— begin —

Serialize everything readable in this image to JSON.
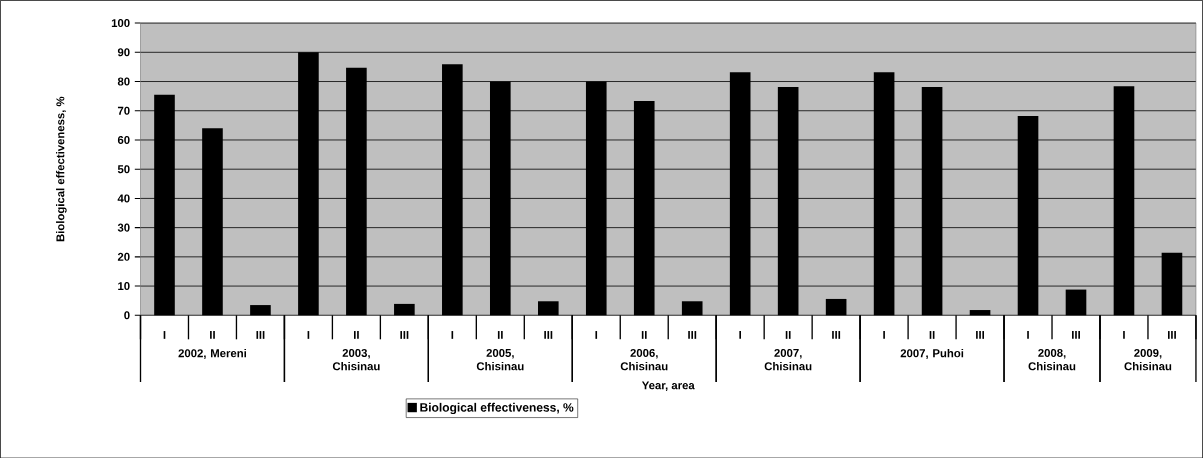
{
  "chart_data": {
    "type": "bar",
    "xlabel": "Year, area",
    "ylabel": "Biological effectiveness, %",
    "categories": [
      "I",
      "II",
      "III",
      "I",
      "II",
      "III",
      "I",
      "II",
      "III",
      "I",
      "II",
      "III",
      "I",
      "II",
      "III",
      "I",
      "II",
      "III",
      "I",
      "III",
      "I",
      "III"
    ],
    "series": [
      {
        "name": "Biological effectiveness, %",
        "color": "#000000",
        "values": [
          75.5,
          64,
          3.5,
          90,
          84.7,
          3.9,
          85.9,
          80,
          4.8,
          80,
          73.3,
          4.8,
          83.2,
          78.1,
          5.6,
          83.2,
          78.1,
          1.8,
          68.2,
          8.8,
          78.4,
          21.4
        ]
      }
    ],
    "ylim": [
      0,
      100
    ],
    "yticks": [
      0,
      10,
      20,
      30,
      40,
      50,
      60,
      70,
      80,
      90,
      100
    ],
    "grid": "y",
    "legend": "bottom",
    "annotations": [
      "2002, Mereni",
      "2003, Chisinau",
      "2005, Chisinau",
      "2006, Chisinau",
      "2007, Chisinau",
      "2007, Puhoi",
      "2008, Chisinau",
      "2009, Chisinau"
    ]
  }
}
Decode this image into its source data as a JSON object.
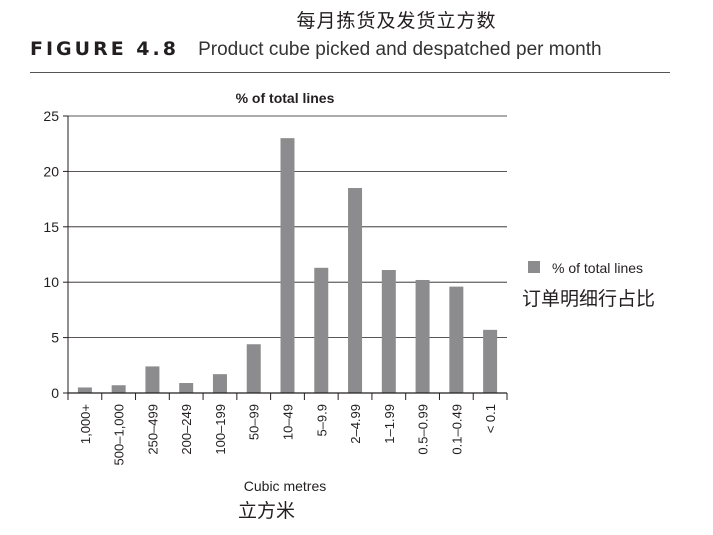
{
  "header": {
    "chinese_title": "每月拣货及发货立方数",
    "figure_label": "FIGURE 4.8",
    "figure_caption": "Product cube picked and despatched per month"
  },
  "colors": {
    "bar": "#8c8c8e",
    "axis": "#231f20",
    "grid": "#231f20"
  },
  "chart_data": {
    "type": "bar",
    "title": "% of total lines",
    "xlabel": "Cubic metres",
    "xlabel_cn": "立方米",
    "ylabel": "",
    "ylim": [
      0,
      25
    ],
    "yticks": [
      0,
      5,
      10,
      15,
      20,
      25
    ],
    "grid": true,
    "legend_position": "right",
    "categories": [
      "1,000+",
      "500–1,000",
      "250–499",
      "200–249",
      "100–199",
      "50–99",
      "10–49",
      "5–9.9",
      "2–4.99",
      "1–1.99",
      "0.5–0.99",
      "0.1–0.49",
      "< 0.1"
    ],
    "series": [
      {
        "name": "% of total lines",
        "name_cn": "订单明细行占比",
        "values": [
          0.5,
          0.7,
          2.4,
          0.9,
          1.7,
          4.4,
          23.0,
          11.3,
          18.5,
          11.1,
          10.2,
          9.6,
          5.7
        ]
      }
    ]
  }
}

— end —

Pull out each line of the records holding the string "effectiveness".

    "ylabel": "Biological effectiveness, %",
        "name": "Biological effectiveness, %",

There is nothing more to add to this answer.